> [PROVIDED INFORMATION]:
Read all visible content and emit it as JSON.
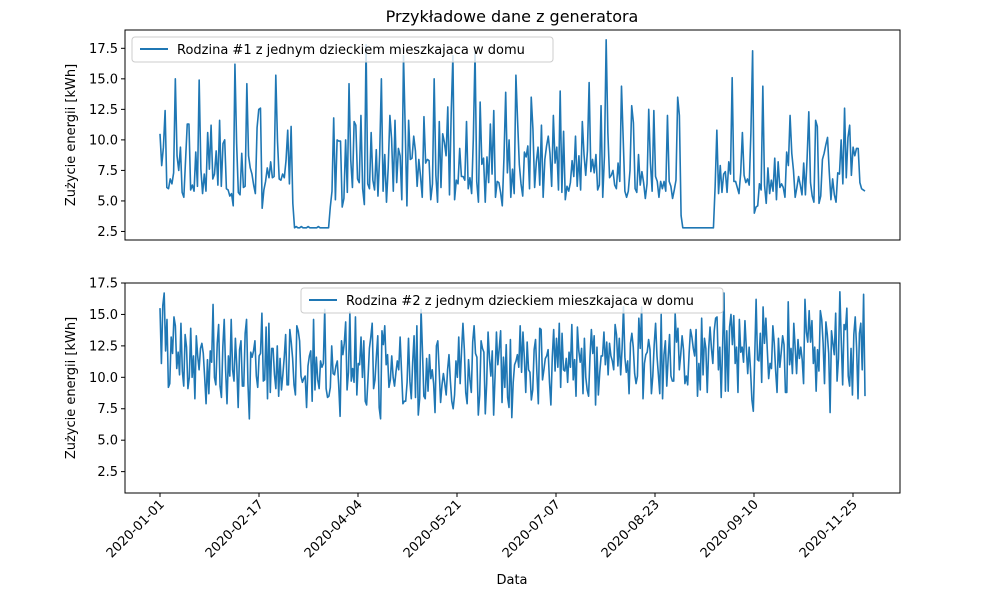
{
  "chart_data": {
    "type": "line",
    "title": "Przykładowe dane z generatora",
    "xlabel": "Data",
    "x_tick_labels": [
      "2020-01-01",
      "2020-02-17",
      "2020-04-04",
      "2020-05-21",
      "2020-07-07",
      "2020-08-23",
      "2020-09-10",
      "2020-11-25"
    ],
    "x_start": "2020-01-01",
    "x_end": "2020-11-29",
    "grid": false,
    "line_color": "#1f77b4",
    "panels": [
      {
        "ylabel": "Zużycie energii [kWh]",
        "ylim": [
          1.8,
          19.0
        ],
        "yticks": [
          "2.5",
          "5.0",
          "7.5",
          "10.0",
          "12.5",
          "15.0",
          "17.5"
        ],
        "legend_placement": "upper-left",
        "series": [
          {
            "name": "Rodzina #1 z jednym dzieckiem mieszkajaca w domu",
            "values": [
              10.5,
              7.9,
              9.4,
              12.4,
              6.1,
              6.0,
              6.8,
              6.4,
              7.3,
              15.0,
              8.7,
              7.5,
              9.4,
              5.7,
              5.3,
              8.3,
              11.3,
              11.3,
              5.9,
              6.3,
              5.8,
              9.0,
              6.2,
              14.9,
              7.6,
              5.6,
              7.2,
              5.8,
              10.6,
              7.6,
              11.2,
              6.8,
              7.2,
              9.1,
              6.3,
              11.6,
              6.2,
              9.7,
              10.0,
              6.0,
              5.9,
              5.4,
              5.6,
              4.6,
              16.2,
              9.7,
              5.7,
              5.5,
              8.9,
              6.1,
              6.2,
              14.6,
              8.7,
              7.7,
              7.2,
              6.3,
              5.6,
              11.0,
              12.5,
              12.6,
              4.4,
              5.9,
              6.6,
              7.7,
              6.9,
              8.2,
              6.9,
              7.0,
              15.3,
              9.9,
              6.8,
              6.7,
              7.2,
              6.9,
              8.3,
              10.8,
              6.4,
              11.1,
              4.8,
              2.8,
              2.9,
              2.8,
              2.8,
              2.9,
              2.8,
              2.8,
              2.8,
              2.9,
              2.8,
              2.8,
              2.8,
              2.8,
              2.8,
              2.9,
              2.8,
              2.8,
              2.8,
              2.8,
              2.8,
              2.8,
              4.5,
              5.8,
              11.8,
              5.1,
              10.0,
              9.9,
              9.9,
              4.5,
              5.2,
              10.0,
              5.7,
              14.6,
              8.4,
              6.1,
              11.5,
              11.2,
              6.8,
              6.5,
              12.0,
              6.0,
              4.7,
              17.8,
              6.4,
              6.0,
              10.6,
              6.7,
              5.9,
              9.2,
              5.4,
              8.8,
              15.0,
              5.8,
              8.8,
              4.9,
              7.7,
              12.0,
              10.1,
              5.8,
              11.6,
              6.5,
              9.3,
              8.7,
              5.1,
              16.9,
              10.9,
              4.6,
              11.6,
              8.4,
              8.5,
              10.3,
              9.1,
              6.2,
              8.4,
              7.0,
              5.3,
              11.9,
              8.1,
              8.4,
              8.3,
              5.1,
              6.4,
              15.0,
              7.1,
              4.9,
              11.5,
              6.1,
              10.5,
              9.8,
              8.7,
              12.7,
              5.5,
              12.2,
              16.9,
              5.1,
              6.7,
              6.4,
              9.3,
              7.0,
              7.0,
              6.7,
              11.5,
              6.0,
              6.9,
              5.6,
              10.1,
              17.2,
              6.6,
              4.9,
              13.1,
              8.0,
              8.5,
              4.9,
              8.6,
              6.5,
              11.3,
              7.2,
              12.4,
              5.3,
              6.6,
              6.5,
              5.7,
              4.6,
              8.6,
              13.9,
              7.3,
              10.0,
              5.3,
              7.6,
              5.6,
              15.3,
              11.5,
              8.0,
              6.4,
              5.4,
              9.0,
              8.6,
              9.5,
              6.0,
              13.5,
              10.9,
              6.1,
              8.2,
              9.4,
              6.3,
              11.2,
              5.3,
              8.4,
              9.5,
              10.3,
              8.9,
              6.2,
              12.0,
              8.1,
              9.4,
              5.9,
              14.0,
              5.7,
              10.7,
              5.1,
              6.2,
              5.8,
              6.5,
              8.3,
              7.0,
              10.3,
              6.2,
              8.7,
              5.9,
              11.5,
              8.8,
              7.1,
              9.1,
              14.7,
              7.4,
              8.4,
              7.3,
              8.8,
              5.9,
              6.3,
              12.8,
              5.3,
              8.7,
              18.2,
              10.6,
              6.9,
              7.1,
              7.5,
              6.3,
              6.0,
              8.1,
              6.6,
              14.4,
              10.1,
              5.8,
              5.3,
              5.8,
              7.5,
              12.8,
              11.4,
              6.0,
              5.7,
              8.8,
              6.3,
              7.4,
              6.5,
              5.2,
              6.4,
              12.5,
              8.1,
              5.8,
              12.4,
              7.0,
              6.6,
              5.3,
              6.6,
              6.0,
              6.6,
              5.8,
              12.0,
              6.6,
              6.2,
              5.2,
              5.9,
              6.7,
              13.5,
              12.0,
              3.8,
              2.8,
              2.8,
              2.8,
              2.8,
              2.8,
              2.8,
              2.8,
              2.8,
              2.8,
              2.8,
              2.8,
              2.8,
              2.8,
              2.8,
              2.8,
              2.8,
              2.8,
              2.8,
              2.8,
              6.2,
              10.8,
              5.6,
              7.9,
              5.7,
              7.2,
              7.4,
              5.7,
              8.2,
              7.2,
              15.1,
              6.6,
              6.6,
              6.1,
              5.6,
              7.3,
              10.6,
              7.1,
              6.5,
              6.8,
              6.3,
              10.6,
              17.3,
              4.0,
              4.5,
              4.6,
              6.4,
              5.9,
              14.4,
              6.3,
              4.8,
              7.7,
              5.6,
              6.7,
              5.8,
              8.5,
              5.1,
              8.2,
              6.1,
              6.4,
              6.1,
              5.3,
              9.0,
              7.9,
              12.0,
              8.9,
              7.5,
              5.3,
              6.1,
              7.0,
              6.3,
              5.5,
              8.1,
              5.5,
              8.5,
              12.3,
              6.5,
              5.4,
              4.9,
              11.6,
              11.1,
              4.8,
              5.4,
              8.4,
              8.9,
              9.6,
              10.2,
              7.4,
              5.1,
              6.8,
              5.5,
              4.9,
              7.3,
              7.2,
              10.0,
              6.4,
              12.6,
              6.9,
              10.2,
              11.2,
              7.1,
              9.4,
              8.7,
              9.3,
              9.3,
              6.5,
              6.0,
              5.9,
              5.8
            ]
          }
        ]
      },
      {
        "ylabel": "Zużycie energii [kWh]",
        "ylim": [
          0.8,
          17.5
        ],
        "yticks": [
          "2.5",
          "5.0",
          "7.5",
          "10.0",
          "12.5",
          "15.0",
          "17.5"
        ],
        "legend_placement": "upper-center",
        "series": [
          {
            "name": "Rodzina #2 z jednym dzieckiem mieszkajaca w domu",
            "values": [
              15.5,
              11.1,
              15.7,
              16.7,
              12.1,
              14.6,
              9.2,
              9.5,
              13.2,
              11.9,
              14.8,
              14.1,
              10.7,
              12.0,
              10.2,
              14.3,
              10.5,
              9.3,
              13.4,
              12.4,
              9.1,
              10.0,
              13.9,
              10.0,
              11.7,
              8.3,
              13.3,
              11.7,
              10.6,
              12.3,
              12.7,
              11.9,
              10.0,
              7.9,
              11.4,
              8.7,
              12.1,
              11.2,
              15.8,
              10.0,
              9.4,
              12.7,
              14.2,
              9.3,
              8.4,
              12.4,
              14.6,
              10.6,
              7.9,
              11.7,
              10.1,
              14.6,
              10.6,
              9.7,
              13.1,
              10.9,
              7.6,
              12.2,
              12.9,
              9.3,
              9.3,
              13.5,
              14.6,
              9.5,
              6.7,
              12.0,
              11.6,
              12.1,
              12.9,
              10.1,
              9.2,
              11.7,
              11.9,
              15.1,
              9.7,
              9.8,
              14.0,
              8.3,
              14.3,
              8.8,
              12.3,
              12.3,
              10.2,
              9.1,
              12.5,
              8.5,
              11.5,
              9.0,
              10.2,
              11.6,
              13.4,
              9.4,
              9.4,
              13.8,
              12.8,
              11.5,
              9.4,
              8.6,
              14.1,
              13.7,
              12.9,
              10.1,
              9.6,
              9.9,
              10.1,
              7.6,
              10.9,
              11.7,
              12.1,
              8.1,
              14.6,
              9.0,
              11.6,
              9.8,
              9.1,
              11.3,
              10.8,
              11.1,
              15.4,
              9.1,
              8.4,
              8.5,
              9.2,
              12.5,
              10.3,
              10.2,
              10.9,
              11.3,
              9.4,
              6.9,
              12.9,
              11.8,
              12.7,
              14.4,
              9.0,
              10.4,
              15.2,
              9.7,
              10.7,
              9.6,
              14.8,
              8.6,
              11.1,
              11.0,
              13.2,
              10.0,
              12.9,
              8.1,
              7.8,
              9.9,
              12.3,
              13.2,
              14.3,
              9.1,
              9.8,
              11.7,
              13.3,
              7.6,
              6.7,
              13.7,
              12.6,
              14.1,
              11.0,
              11.8,
              9.2,
              9.8,
              11.7,
              10.0,
              9.3,
              10.4,
              11.3,
              10.6,
              13.2,
              10.5,
              7.9,
              8.1,
              8.1,
              9.6,
              13.1,
              9.7,
              8.3,
              11.2,
              13.3,
              8.4,
              14.1,
              7.0,
              8.3,
              15.4,
              12.1,
              8.5,
              8.3,
              11.5,
              8.9,
              11.8,
              9.9,
              10.6,
              9.5,
              7.2,
              12.5,
              12.9,
              10.5,
              8.0,
              9.4,
              10.3,
              9.5,
              8.6,
              10.6,
              11.8,
              9.7,
              8.1,
              7.5,
              8.6,
              11.3,
              10.0,
              13.2,
              9.5,
              12.1,
              14.3,
              12.2,
              8.8,
              7.9,
              11.4,
              9.8,
              8.8,
              12.8,
              14.1,
              11.9,
              11.6,
              7.0,
              8.6,
              12.9,
              12.3,
              12.0,
              7.1,
              9.5,
              13.6,
              11.5,
              10.1,
              12.1,
              7.0,
              10.1,
              13.6,
              11.0,
              12.3,
              13.7,
              8.0,
              11.6,
              9.2,
              12.6,
              8.4,
              7.6,
              13.0,
              6.8,
              9.6,
              11.0,
              11.3,
              11.8,
              10.8,
              14.1,
              10.4,
              13.6,
              11.5,
              8.8,
              12.8,
              10.6,
              10.4,
              8.2,
              9.0,
              12.2,
              13.0,
              10.3,
              7.9,
              13.9,
              13.8,
              9.8,
              10.6,
              11.5,
              11.7,
              12.2,
              9.6,
              7.8,
              11.6,
              13.8,
              10.5,
              13.1,
              10.8,
              14.3,
              9.2,
              13.5,
              10.6,
              10.5,
              11.5,
              9.6,
              12.0,
              10.8,
              14.2,
              9.8,
              11.4,
              8.5,
              14.0,
              12.1,
              11.2,
              12.3,
              8.7,
              13.1,
              10.0,
              9.0,
              8.5,
              11.6,
              13.8,
              11.9,
              13.3,
              7.8,
              12.4,
              8.6,
              10.4,
              11.7,
              11.7,
              13.6,
              11.0,
              12.8,
              10.2,
              12.7,
              11.7,
              11.3,
              10.6,
              14.2,
              13.4,
              10.9,
              13.1,
              10.2,
              12.3,
              15.6,
              11.6,
              10.4,
              11.3,
              8.7,
              12.7,
              13.5,
              12.4,
              10.3,
              9.5,
              10.1,
              14.7,
              12.3,
              15.6,
              8.3,
              11.1,
              11.8,
              12.0,
              13.0,
              12.2,
              8.7,
              10.1,
              12.6,
              14.3,
              11.7,
              10.2,
              8.7,
              15.0,
              8.3,
              11.8,
              12.9,
              9.3,
              11.5,
              13.4,
              10.1,
              9.7,
              9.7,
              15.1,
              12.8,
              13.9,
              10.6,
              11.8,
              13.3,
              12.2,
              9.5,
              10.1,
              9.4,
              11.9,
              13.8,
              13.2,
              12.3,
              11.7,
              13.8,
              8.5,
              11.1,
              9.0,
              14.7,
              10.2,
              13.1,
              12.3,
              8.8,
              12.2,
              14.0,
              12.3,
              11.1,
              13.7,
              14.7,
              14.8,
              10.6,
              12.4,
              8.4,
              12.4,
              16.7,
              8.9,
              13.7,
              8.9,
              14.0,
              15.0,
              12.6,
              14.9,
              11.1,
              12.4,
              8.8,
              14.6,
              12.0,
              12.4,
              11.2,
              14.5,
              12.3,
              10.3,
              12.4,
              10.6,
              8.2,
              7.3,
              11.6,
              16.2,
              11.4,
              11.3,
              13.5,
              9.6,
              15.6,
              12.7,
              14.7,
              12.2,
              9.9,
              11.1,
              10.7,
              14.1,
              12.7,
              10.5,
              8.8,
              13.1,
              10.8,
              12.0,
              13.3,
              12.6,
              8.8,
              8.8,
              16.0,
              11.0,
              12.3,
              10.3,
              14.3,
              12.3,
              10.3,
              13.0,
              11.5,
              12.4,
              11.4,
              9.5,
              16.2,
              13.6,
              12.8,
              15.3,
              12.8,
              14.5,
              11.1,
              12.4,
              8.9,
              12.2,
              10.5,
              15.3,
              14.6,
              12.7,
              9.5,
              14.4,
              13.4,
              11.9,
              7.2,
              13.7,
              12.7,
              11.8,
              15.1,
              9.7,
              11.5,
              16.8,
              12.9,
              9.4,
              14.2,
              13.8,
              15.5,
              10.1,
              9.3,
              12.3,
              8.6,
              13.4,
              14.8,
              12.3,
              8.3,
              13.5,
              14.3,
              10.6,
              16.6,
              8.5
            ]
          }
        ]
      }
    ]
  }
}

> [GOAL OF THE EXERCISE]: Which lines of the data above contain "domu"? Copy each one.

> [TASK RESULT]:
            "name": "Rodzina #1 z jednym dzieckiem mieszkajaca w domu",
            "name": "Rodzina #2 z jednym dzieckiem mieszkajaca w domu",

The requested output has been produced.